[Dataset items]

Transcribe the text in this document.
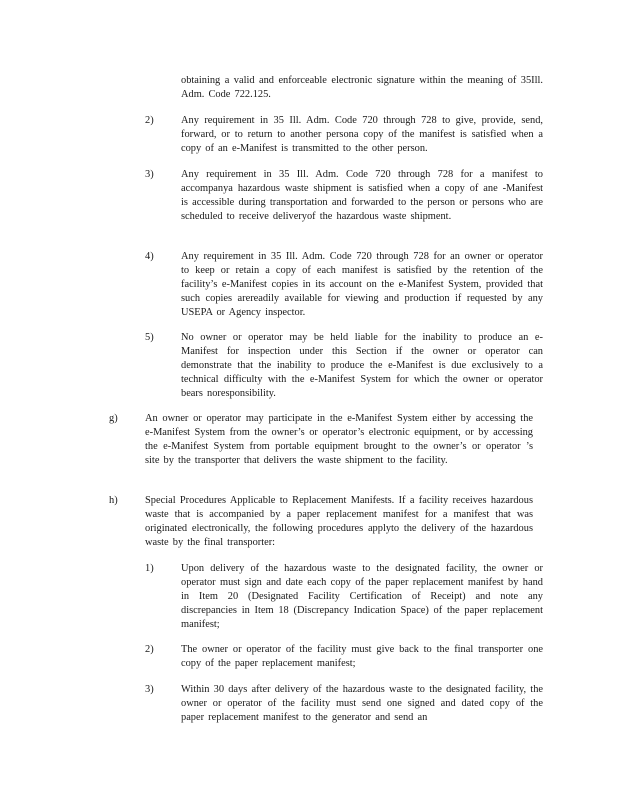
obtaining a valid and enforceable electronic signature within the meaning of 35Ill. Adm. Code 722.125.
2)	Any requirement in 35 Ill. Adm. Code 720 through 728 to give, provide, send, forward, or to return to another persona copy of the manifest is satisfied when a copy of an e-Manifest is transmitted to the other person.
3)	Any requirement in 35 Ill. Adm. Code 720 through 728 for a manifest to accompanya hazardous waste shipment is satisfied when a copy of ane -Manifest is accessible during transportation and forwarded to the person or persons who are scheduled to receive deliveryof the hazardous waste shipment.
4)	Any requirement in 35 Ill. Adm. Code 720 through 728 for an owner or operator to keep or retain a copy of each manifest is satisfied by the retention of the facility’s e-Manifest copies in its account on the e-Manifest System, provided that such copies arereadily available for viewing and production if requested by any USEPA or Agency inspector.
5)	No owner or operator may be held liable for the inability to produce an e-Manifest for inspection under this Section if the owner or operator can demonstrate that the inability to produce the e-Manifest is due exclusively to a technical difficulty with the e-Manifest System for which the owner or operator bears noresponsibility.
g)	An owner or operator may participate in the e-Manifest System either by accessing the e-Manifest System from the owner’s or operator’s electronic equipment, or by accessing the e-Manifest System from portable equipment brought to the owner’s or operator ’s site by the transporter that delivers the waste shipment to the facility.
h)	Special Procedures Applicable to Replacement Manifests. If a facility receives hazardous waste that is accompanied by a paper replacement manifest for a manifest that was originated electronically, the following procedures applyto the delivery of the hazardous waste by the final transporter:
1)	Upon delivery of the hazardous waste to the designated facility, the owner or operator must sign and date each copy of the paper replacement manifest by hand in Item 20 (Designated Facility Certification of Receipt) and note any discrepancies in Item 18 (Discrepancy Indication Space) of the paper replacement manifest;
2)	The owner or operator of the facility must give back to the final transporter one copy of the paper replacement manifest;
3)	Within 30 days after delivery of the hazardous waste to the designated facility, the owner or operator of the facility must send one signed and dated copy of the paper replacement manifest to the generator and send an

◆ **What you should do**
Leave out the pictures and output the rest of the material exactly as written.

◆ **Expected answer**
Transcribe the text in this document.
obtaining a valid and enforceable electronic signature within the meaning of 35Ill. Adm. Code 722.125.
2)	Any requirement in 35 Ill. Adm. Code 720 through 728 to give, provide, send, forward, or to return to another persona copy of the manifest is satisfied when a copy of an e-Manifest is transmitted to the other person.
3)	Any requirement in 35 Ill. Adm. Code 720 through 728 for a manifest to accompanya hazardous waste shipment is satisfied when a copy of ane -Manifest is accessible during transportation and forwarded to the person or persons who are scheduled to receive deliveryof the hazardous waste shipment.
4)	Any requirement in 35 Ill. Adm. Code 720 through 728 for an owner or operator to keep or retain a copy of each manifest is satisfied by the retention of the facility’s e-Manifest copies in its account on the e-Manifest System, provided that such copies arereadily available for viewing and production if requested by any USEPA or Agency inspector.
5)	No owner or operator may be held liable for the inability to produce an e-Manifest for inspection under this Section if the owner or operator can demonstrate that the inability to produce the e-Manifest is due exclusively to a technical difficulty with the e-Manifest System for which the owner or operator bears noresponsibility.
g)	An owner or operator may participate in the e-Manifest System either by accessing the e-Manifest System from the owner’s or operator’s electronic equipment, or by accessing the e-Manifest System from portable equipment brought to the owner’s or operator ’s site by the transporter that delivers the waste shipment to the facility.
h)	Special Procedures Applicable to Replacement Manifests. If a facility receives hazardous waste that is accompanied by a paper replacement manifest for a manifest that was originated electronically, the following procedures applyto the delivery of the hazardous waste by the final transporter:
1)	Upon delivery of the hazardous waste to the designated facility, the owner or operator must sign and date each copy of the paper replacement manifest by hand in Item 20 (Designated Facility Certification of Receipt) and note any discrepancies in Item 18 (Discrepancy Indication Space) of the paper replacement manifest;
2)	The owner or operator of the facility must give back to the final transporter one copy of the paper replacement manifest;
3)	Within 30 days after delivery of the hazardous waste to the designated facility, the owner or operator of the facility must send one signed and dated copy of the paper replacement manifest to the generator and send an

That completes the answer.